[Task instructions]:
Find the string "만듭니다" in the entries and copy each line that has it.

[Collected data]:
::::::::::

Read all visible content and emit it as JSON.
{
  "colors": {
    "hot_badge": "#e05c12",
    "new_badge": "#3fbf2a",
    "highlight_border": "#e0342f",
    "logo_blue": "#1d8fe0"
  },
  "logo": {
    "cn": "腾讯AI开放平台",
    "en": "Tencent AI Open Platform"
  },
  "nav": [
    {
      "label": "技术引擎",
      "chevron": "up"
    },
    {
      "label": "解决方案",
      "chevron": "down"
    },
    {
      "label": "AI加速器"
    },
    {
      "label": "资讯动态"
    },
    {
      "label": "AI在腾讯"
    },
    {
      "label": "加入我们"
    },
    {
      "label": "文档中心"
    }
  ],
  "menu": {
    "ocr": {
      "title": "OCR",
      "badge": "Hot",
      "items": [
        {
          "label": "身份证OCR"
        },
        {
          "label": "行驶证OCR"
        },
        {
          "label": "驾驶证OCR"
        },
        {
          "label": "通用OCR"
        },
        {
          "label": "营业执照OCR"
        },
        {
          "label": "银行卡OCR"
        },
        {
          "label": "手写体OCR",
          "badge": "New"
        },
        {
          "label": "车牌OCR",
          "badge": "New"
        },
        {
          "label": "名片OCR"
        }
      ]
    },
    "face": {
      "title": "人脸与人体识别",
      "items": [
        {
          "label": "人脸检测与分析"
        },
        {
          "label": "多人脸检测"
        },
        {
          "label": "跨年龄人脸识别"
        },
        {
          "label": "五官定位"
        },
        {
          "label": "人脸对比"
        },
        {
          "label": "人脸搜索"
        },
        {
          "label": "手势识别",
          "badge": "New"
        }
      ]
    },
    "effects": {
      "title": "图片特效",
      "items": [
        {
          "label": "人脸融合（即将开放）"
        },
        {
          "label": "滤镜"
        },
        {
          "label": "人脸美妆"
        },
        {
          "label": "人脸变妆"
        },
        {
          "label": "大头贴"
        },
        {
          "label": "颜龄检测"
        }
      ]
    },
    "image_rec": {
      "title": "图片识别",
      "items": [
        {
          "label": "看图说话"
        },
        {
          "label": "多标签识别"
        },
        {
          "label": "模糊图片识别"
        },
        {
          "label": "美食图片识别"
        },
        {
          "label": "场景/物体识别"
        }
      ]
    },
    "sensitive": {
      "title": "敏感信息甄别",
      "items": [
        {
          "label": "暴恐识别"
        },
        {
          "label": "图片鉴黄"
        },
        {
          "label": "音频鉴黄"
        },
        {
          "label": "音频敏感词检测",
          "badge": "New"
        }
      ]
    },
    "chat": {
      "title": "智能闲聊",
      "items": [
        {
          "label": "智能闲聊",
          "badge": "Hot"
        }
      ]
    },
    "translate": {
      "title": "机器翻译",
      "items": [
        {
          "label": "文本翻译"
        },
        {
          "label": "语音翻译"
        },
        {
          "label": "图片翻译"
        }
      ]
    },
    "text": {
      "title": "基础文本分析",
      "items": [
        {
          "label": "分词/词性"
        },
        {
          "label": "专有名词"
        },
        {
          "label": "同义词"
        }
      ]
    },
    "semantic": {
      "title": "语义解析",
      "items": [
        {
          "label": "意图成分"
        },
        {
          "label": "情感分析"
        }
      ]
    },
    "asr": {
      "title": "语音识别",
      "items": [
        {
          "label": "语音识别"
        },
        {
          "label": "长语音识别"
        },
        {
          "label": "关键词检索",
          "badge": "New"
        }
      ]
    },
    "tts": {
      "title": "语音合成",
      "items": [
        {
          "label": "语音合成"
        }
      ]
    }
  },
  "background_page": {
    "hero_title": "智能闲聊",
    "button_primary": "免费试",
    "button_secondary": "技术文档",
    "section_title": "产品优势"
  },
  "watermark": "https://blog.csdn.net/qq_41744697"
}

::::::::::

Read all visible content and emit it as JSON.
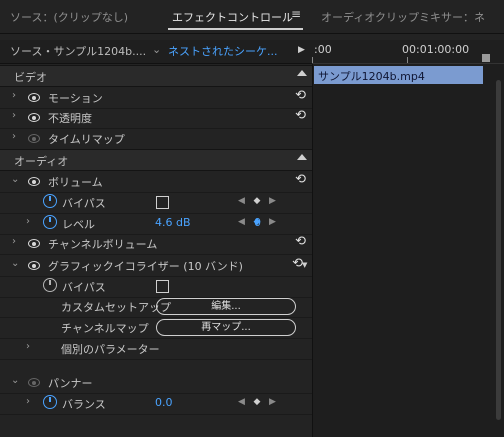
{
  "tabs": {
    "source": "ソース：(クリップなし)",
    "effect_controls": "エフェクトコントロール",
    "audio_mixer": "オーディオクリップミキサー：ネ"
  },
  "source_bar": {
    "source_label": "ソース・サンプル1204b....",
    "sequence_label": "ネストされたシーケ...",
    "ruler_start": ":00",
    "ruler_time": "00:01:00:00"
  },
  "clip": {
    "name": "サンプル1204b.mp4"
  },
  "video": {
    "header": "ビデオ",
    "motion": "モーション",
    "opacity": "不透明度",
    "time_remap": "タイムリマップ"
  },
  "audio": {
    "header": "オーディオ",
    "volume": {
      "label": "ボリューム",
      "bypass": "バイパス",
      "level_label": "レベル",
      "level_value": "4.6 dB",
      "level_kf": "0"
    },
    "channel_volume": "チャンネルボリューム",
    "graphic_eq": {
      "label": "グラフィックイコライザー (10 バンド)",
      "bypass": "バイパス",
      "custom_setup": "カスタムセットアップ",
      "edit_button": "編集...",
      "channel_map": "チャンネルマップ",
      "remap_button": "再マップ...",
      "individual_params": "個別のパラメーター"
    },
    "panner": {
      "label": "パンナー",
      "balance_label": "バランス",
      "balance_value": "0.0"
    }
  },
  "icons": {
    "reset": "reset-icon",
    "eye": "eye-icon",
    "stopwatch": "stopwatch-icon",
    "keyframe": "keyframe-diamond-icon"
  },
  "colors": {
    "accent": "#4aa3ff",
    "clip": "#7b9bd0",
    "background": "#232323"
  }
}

::::::::::

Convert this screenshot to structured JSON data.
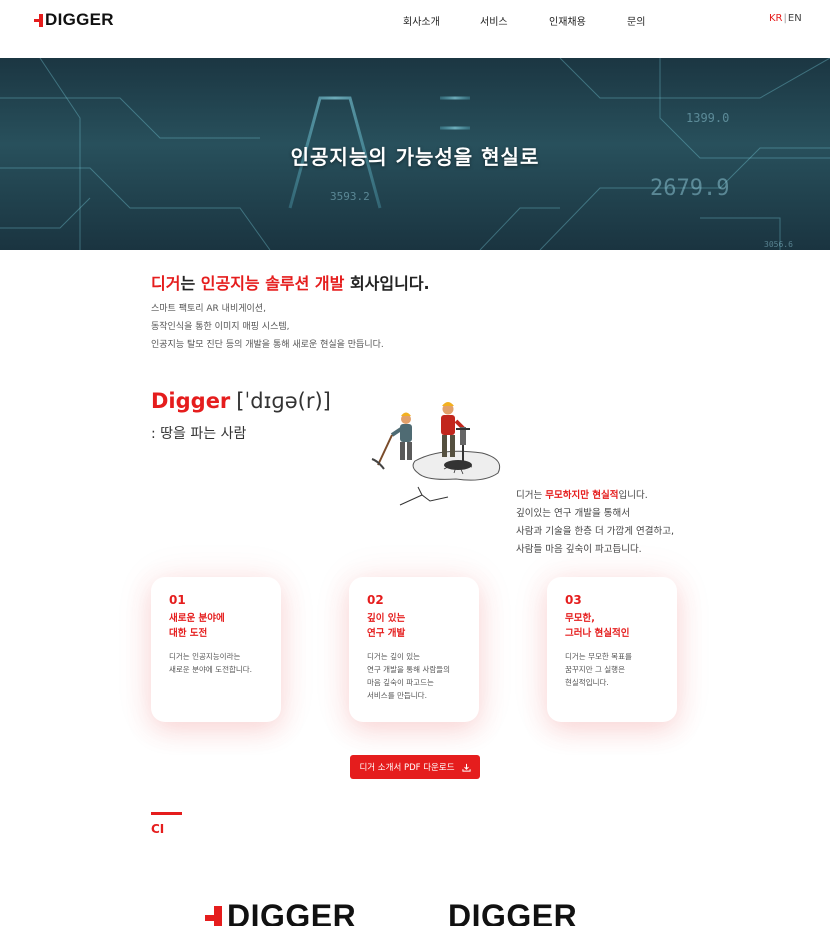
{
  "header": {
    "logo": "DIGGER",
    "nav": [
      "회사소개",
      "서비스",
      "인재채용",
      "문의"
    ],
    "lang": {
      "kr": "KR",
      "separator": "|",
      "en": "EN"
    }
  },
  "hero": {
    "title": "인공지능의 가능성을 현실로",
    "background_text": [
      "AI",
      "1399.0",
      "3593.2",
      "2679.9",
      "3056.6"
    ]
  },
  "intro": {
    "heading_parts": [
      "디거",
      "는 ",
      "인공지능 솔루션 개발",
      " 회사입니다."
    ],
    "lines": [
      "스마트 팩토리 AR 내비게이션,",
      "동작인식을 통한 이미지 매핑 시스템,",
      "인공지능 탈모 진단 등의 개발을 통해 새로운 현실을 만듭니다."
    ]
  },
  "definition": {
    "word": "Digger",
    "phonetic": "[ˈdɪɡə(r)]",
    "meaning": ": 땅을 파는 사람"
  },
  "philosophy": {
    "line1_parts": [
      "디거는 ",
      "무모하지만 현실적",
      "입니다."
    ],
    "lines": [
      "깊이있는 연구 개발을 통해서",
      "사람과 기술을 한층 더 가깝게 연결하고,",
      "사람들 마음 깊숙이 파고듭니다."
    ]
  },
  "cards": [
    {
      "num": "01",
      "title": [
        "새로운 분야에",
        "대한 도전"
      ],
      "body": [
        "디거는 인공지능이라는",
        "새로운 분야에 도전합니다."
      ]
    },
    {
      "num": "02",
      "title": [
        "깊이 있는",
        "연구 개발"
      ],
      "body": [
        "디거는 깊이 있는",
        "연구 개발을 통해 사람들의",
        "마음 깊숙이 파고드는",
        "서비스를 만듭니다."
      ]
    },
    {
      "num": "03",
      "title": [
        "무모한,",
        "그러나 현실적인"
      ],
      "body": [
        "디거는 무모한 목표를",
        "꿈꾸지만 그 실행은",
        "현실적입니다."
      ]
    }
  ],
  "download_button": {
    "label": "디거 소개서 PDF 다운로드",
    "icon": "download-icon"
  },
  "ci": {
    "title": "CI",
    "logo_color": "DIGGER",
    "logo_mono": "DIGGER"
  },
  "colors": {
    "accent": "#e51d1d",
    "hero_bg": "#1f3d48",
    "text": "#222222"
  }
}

::::::::::

[Written solution]:
      "인공지능 탈모 진단 등의 개발을 통해 새로운 현실을 만듭니다."
        "서비스를 만듭니다."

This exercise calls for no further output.